Task description — Only the number is wanted: count the lines that contain "août".

Dataset records —
□ □ □ □
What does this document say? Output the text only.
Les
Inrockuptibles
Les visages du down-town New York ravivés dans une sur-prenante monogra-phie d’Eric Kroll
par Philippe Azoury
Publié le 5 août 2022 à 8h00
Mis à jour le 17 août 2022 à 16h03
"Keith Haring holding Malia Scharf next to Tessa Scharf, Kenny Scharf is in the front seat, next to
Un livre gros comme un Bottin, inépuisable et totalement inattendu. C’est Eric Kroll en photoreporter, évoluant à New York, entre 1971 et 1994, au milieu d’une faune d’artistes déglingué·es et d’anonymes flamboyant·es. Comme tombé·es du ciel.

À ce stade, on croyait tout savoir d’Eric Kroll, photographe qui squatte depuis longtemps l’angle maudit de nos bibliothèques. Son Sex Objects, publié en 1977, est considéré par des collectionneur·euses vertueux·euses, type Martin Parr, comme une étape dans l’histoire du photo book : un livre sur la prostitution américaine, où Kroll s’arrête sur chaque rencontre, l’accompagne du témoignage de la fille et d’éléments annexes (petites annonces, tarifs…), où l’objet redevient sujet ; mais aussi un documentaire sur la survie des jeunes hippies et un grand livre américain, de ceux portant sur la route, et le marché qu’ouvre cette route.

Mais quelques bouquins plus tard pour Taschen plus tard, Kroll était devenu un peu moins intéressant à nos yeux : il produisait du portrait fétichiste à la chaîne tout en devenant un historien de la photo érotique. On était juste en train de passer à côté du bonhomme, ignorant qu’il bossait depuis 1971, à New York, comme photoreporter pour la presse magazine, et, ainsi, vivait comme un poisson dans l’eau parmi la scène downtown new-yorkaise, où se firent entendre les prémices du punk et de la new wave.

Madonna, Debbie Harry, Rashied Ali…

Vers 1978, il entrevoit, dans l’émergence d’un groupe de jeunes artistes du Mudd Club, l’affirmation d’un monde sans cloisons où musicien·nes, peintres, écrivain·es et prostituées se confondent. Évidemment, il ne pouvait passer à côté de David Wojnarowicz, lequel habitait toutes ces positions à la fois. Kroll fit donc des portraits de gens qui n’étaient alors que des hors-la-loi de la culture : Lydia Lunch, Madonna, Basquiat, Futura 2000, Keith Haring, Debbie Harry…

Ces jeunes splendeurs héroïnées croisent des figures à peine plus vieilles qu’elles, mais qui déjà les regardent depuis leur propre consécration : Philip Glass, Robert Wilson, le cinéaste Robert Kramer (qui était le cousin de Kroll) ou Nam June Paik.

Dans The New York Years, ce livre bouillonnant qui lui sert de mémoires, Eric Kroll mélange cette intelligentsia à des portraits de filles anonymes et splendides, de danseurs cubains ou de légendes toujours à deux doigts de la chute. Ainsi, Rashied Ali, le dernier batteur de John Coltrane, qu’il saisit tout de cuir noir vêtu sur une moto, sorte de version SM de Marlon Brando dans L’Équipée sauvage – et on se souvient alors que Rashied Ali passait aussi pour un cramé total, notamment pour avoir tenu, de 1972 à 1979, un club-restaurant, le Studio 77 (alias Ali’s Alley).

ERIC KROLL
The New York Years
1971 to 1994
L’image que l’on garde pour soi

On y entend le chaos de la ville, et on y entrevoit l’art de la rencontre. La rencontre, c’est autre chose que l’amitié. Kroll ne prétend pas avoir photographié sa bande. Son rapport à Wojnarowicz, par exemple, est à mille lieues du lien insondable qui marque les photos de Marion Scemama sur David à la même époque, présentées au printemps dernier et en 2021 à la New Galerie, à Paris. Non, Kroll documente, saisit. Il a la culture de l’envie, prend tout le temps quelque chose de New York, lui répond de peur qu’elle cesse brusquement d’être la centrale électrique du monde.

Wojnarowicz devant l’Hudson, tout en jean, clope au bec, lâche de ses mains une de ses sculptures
□ □ □ □
Task result — 2